** START **
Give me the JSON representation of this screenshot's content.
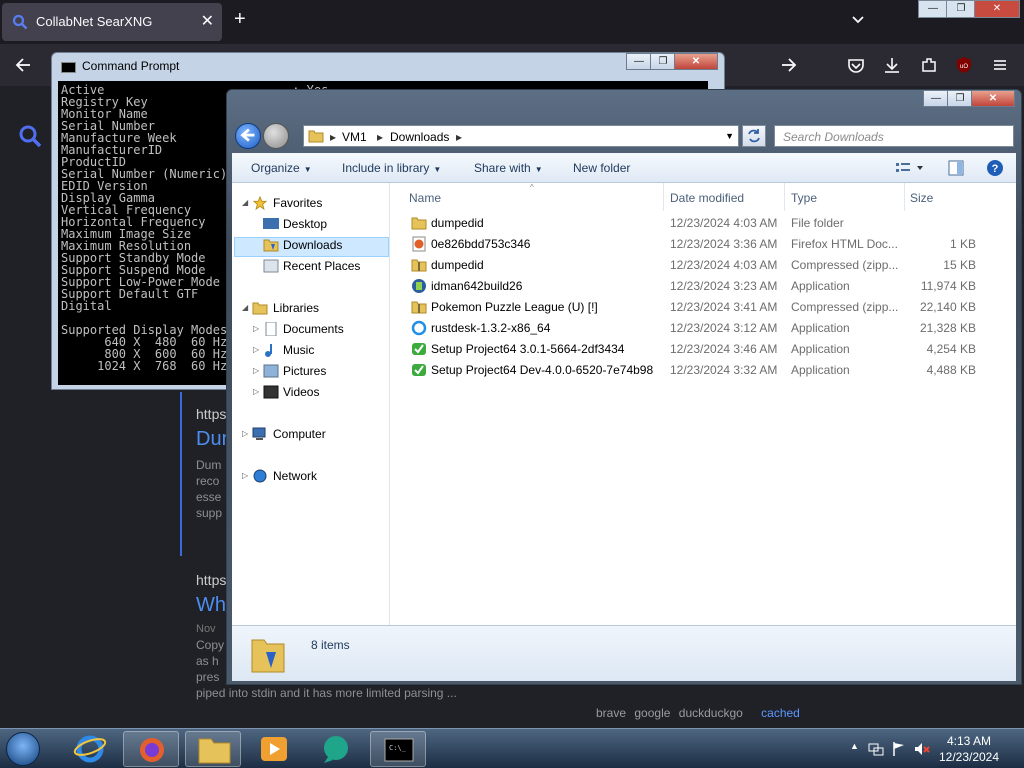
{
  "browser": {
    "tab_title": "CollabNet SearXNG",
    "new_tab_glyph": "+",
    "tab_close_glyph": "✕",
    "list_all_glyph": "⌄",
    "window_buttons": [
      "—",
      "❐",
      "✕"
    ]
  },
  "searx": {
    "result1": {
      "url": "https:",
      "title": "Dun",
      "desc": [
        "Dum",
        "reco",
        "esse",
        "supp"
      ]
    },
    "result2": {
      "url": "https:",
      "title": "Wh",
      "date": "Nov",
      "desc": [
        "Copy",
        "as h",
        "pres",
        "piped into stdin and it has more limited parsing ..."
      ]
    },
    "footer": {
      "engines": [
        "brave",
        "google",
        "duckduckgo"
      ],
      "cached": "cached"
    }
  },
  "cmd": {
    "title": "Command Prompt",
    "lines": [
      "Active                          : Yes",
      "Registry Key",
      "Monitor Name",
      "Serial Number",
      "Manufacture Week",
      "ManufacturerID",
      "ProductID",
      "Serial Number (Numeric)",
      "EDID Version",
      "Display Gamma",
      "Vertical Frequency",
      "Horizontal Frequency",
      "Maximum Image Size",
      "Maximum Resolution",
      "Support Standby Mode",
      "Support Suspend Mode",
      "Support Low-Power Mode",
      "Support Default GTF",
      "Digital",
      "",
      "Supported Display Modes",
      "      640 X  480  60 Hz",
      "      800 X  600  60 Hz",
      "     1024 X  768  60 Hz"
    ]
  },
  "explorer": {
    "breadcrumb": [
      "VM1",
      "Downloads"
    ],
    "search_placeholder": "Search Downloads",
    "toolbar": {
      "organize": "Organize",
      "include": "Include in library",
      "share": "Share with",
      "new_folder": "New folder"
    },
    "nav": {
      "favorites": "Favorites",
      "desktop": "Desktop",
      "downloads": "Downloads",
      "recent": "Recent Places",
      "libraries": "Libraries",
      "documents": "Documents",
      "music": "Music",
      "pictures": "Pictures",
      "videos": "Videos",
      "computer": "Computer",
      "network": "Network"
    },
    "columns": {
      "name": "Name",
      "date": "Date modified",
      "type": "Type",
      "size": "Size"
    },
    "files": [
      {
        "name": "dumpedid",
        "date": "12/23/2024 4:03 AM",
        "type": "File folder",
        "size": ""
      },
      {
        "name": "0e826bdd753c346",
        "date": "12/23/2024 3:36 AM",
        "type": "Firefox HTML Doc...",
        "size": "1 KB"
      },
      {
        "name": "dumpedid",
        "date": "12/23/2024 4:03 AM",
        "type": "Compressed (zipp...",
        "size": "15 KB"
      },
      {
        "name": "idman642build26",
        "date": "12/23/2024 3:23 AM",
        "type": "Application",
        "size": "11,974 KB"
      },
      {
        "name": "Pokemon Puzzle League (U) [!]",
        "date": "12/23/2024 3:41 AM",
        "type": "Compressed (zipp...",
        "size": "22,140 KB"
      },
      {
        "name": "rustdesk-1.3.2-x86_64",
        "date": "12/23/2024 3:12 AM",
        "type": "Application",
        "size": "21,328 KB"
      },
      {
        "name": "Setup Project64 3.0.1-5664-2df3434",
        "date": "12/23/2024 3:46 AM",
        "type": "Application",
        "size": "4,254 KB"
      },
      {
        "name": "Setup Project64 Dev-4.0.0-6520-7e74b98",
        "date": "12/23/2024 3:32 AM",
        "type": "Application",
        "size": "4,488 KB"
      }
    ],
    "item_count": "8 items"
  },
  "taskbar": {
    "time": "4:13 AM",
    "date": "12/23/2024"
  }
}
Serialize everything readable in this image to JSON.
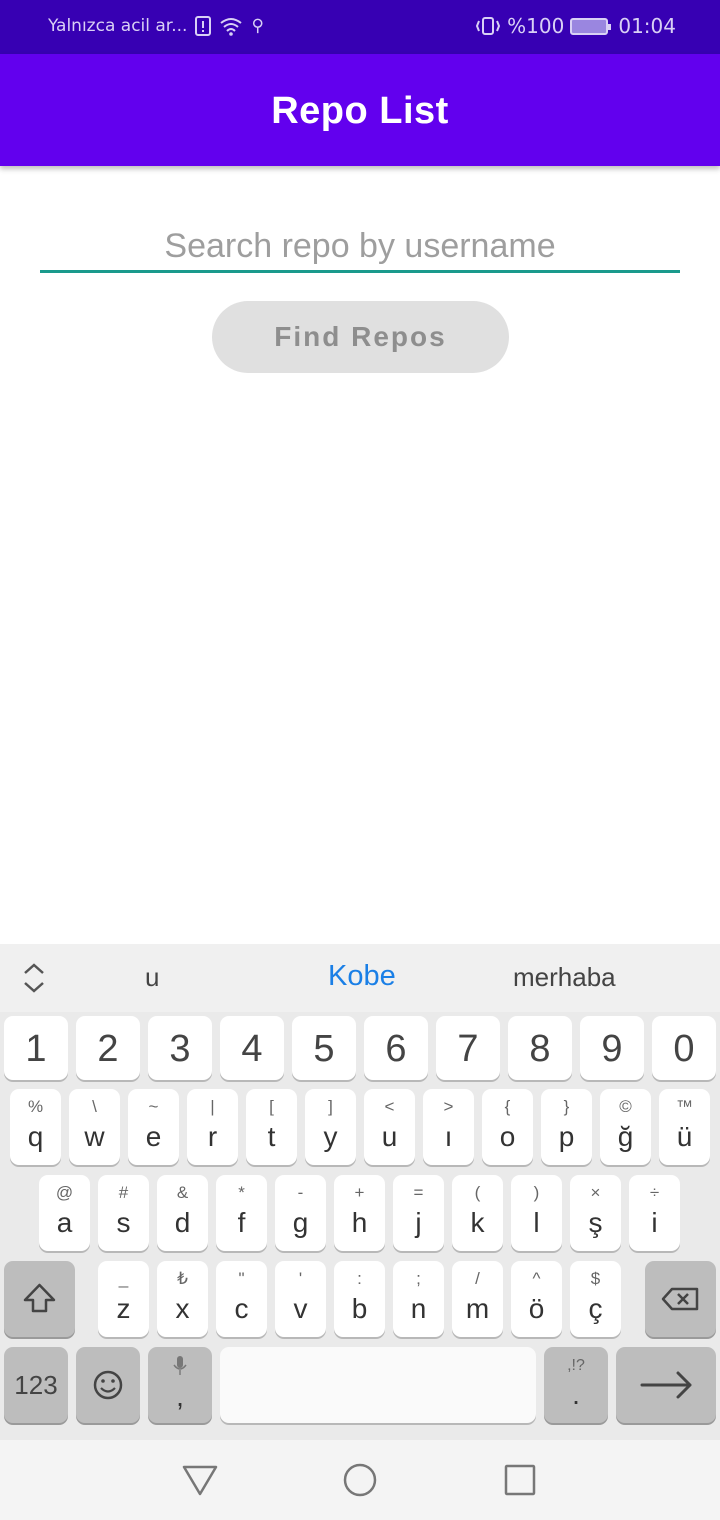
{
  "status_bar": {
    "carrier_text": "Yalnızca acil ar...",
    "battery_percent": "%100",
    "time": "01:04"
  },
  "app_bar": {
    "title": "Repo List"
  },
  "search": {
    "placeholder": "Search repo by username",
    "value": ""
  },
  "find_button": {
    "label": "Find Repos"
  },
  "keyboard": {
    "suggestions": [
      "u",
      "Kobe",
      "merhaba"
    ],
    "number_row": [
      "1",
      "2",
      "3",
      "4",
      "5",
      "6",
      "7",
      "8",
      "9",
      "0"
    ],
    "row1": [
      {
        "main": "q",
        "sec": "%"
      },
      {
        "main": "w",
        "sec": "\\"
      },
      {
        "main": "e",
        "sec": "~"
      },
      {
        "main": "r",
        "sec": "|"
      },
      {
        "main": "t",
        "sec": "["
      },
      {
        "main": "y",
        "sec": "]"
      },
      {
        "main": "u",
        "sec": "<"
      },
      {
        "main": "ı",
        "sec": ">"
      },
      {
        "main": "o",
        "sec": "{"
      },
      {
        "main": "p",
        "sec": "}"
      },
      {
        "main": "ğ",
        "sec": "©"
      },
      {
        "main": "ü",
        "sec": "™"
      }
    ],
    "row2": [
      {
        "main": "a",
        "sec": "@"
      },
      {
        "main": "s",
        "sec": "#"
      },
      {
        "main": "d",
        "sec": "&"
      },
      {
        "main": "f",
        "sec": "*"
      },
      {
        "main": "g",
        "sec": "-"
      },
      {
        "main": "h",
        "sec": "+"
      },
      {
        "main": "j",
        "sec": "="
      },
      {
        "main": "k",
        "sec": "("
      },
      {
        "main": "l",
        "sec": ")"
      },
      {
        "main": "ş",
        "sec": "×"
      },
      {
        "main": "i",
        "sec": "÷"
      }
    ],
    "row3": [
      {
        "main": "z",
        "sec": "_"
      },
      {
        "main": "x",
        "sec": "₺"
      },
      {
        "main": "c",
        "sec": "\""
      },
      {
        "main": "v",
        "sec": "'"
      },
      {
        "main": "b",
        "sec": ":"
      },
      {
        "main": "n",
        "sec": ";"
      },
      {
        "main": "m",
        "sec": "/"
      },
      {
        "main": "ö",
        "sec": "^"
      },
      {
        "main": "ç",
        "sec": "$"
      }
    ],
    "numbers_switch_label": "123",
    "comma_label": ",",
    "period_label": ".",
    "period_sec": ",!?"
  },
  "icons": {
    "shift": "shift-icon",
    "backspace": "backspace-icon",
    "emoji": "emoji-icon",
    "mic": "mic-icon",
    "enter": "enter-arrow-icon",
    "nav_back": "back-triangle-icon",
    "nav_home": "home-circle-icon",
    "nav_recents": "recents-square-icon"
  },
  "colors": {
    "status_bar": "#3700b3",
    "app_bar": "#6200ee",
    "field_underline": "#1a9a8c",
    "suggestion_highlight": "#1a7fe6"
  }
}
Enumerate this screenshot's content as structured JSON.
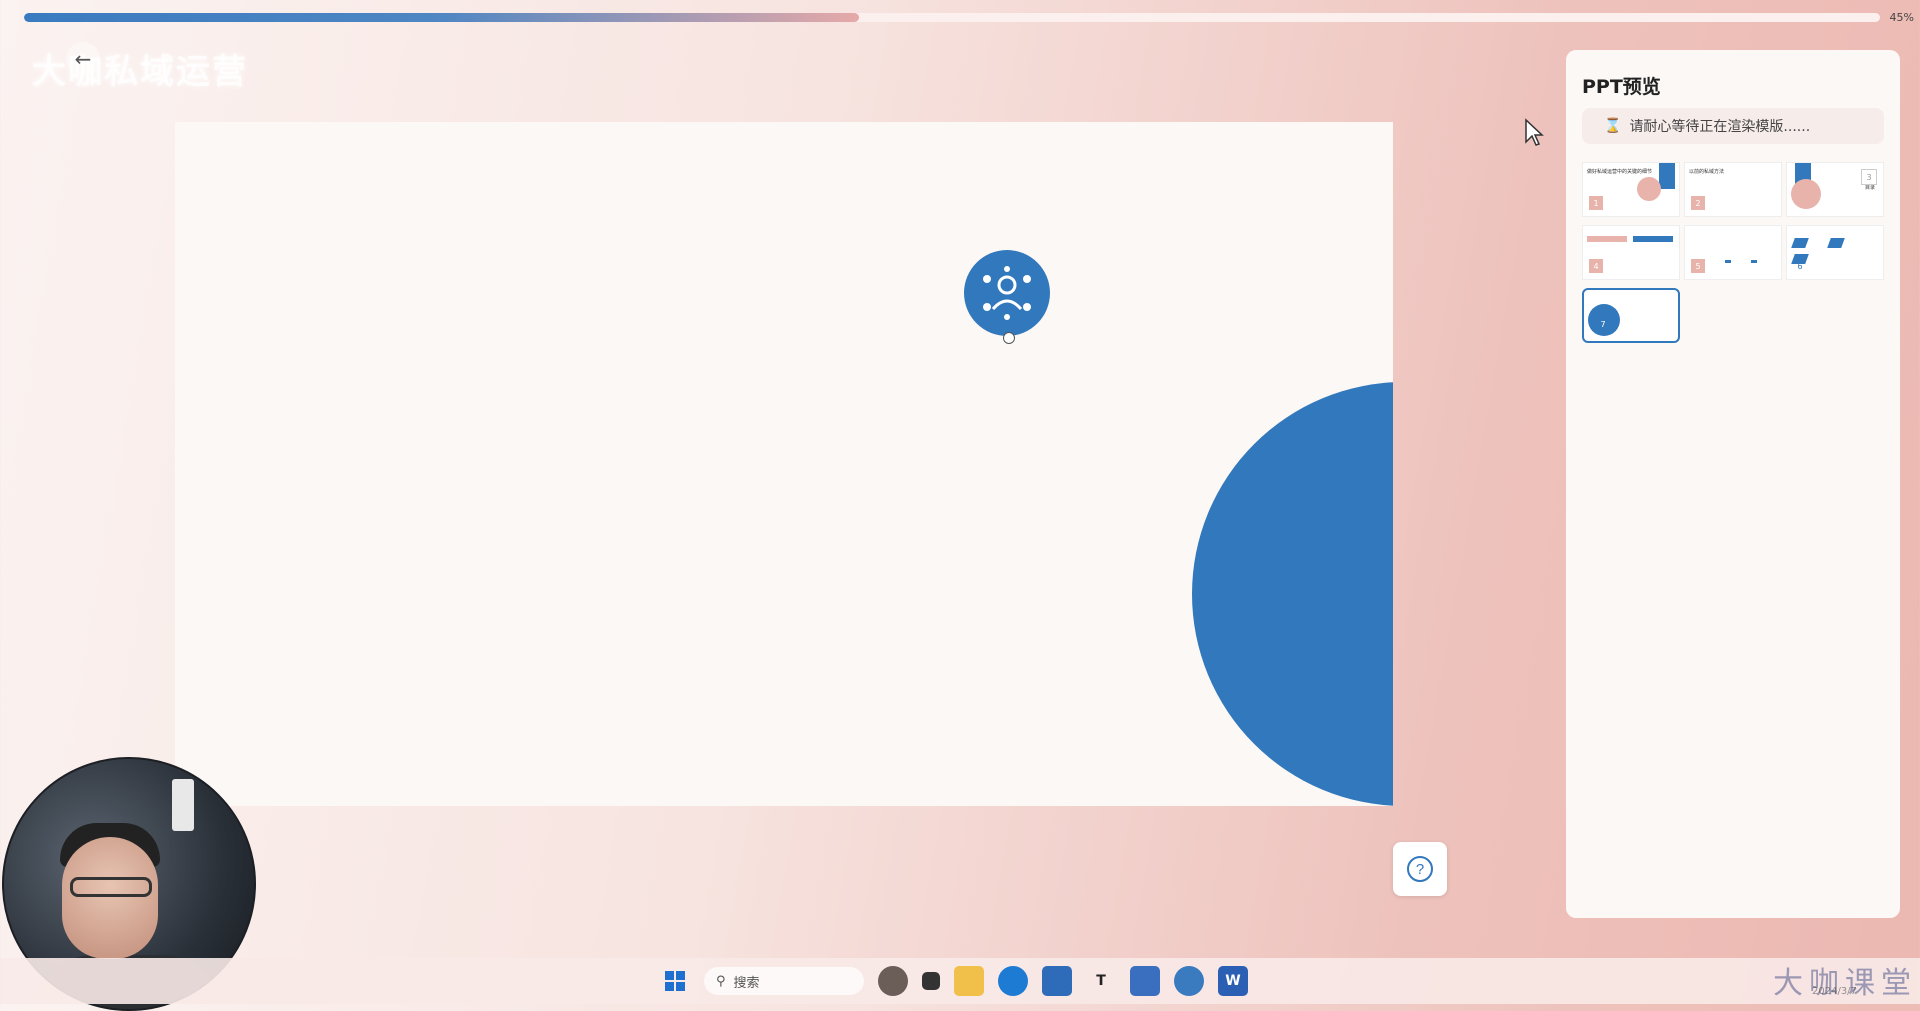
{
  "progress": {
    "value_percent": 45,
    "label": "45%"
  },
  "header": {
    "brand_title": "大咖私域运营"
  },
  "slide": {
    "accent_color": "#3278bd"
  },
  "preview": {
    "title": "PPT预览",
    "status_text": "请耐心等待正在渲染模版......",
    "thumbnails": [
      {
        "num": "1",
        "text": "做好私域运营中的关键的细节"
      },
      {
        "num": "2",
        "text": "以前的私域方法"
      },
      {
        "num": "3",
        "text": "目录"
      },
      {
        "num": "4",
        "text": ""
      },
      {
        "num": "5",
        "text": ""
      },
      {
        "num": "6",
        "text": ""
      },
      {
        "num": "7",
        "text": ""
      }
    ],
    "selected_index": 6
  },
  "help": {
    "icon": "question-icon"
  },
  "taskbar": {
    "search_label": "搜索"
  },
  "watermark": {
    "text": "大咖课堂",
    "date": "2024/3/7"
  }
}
** END **
WHAT IS BEING ASKED:
Begin with the line that contains "Enumerate this screenshot's" and repeat every line through the end of the data, exactly and only those lines, leaving out the pictures.

THE RESULT:
Enumerate this screenshot's content as structured JSON.
{
  "progress": {
    "value_percent": 45,
    "label": "45%"
  },
  "header": {
    "brand_title": "大咖私域运营"
  },
  "slide": {
    "accent_color": "#3278bd"
  },
  "preview": {
    "title": "PPT预览",
    "status_text": "请耐心等待正在渲染模版......",
    "thumbnails": [
      {
        "num": "1",
        "text": "做好私域运营中的关键的细节"
      },
      {
        "num": "2",
        "text": "以前的私域方法"
      },
      {
        "num": "3",
        "text": "目录"
      },
      {
        "num": "4",
        "text": ""
      },
      {
        "num": "5",
        "text": ""
      },
      {
        "num": "6",
        "text": ""
      },
      {
        "num": "7",
        "text": ""
      }
    ],
    "selected_index": 6
  },
  "help": {
    "icon": "question-icon"
  },
  "taskbar": {
    "search_label": "搜索"
  },
  "watermark": {
    "text": "大咖课堂",
    "date": "2024/3/7"
  }
}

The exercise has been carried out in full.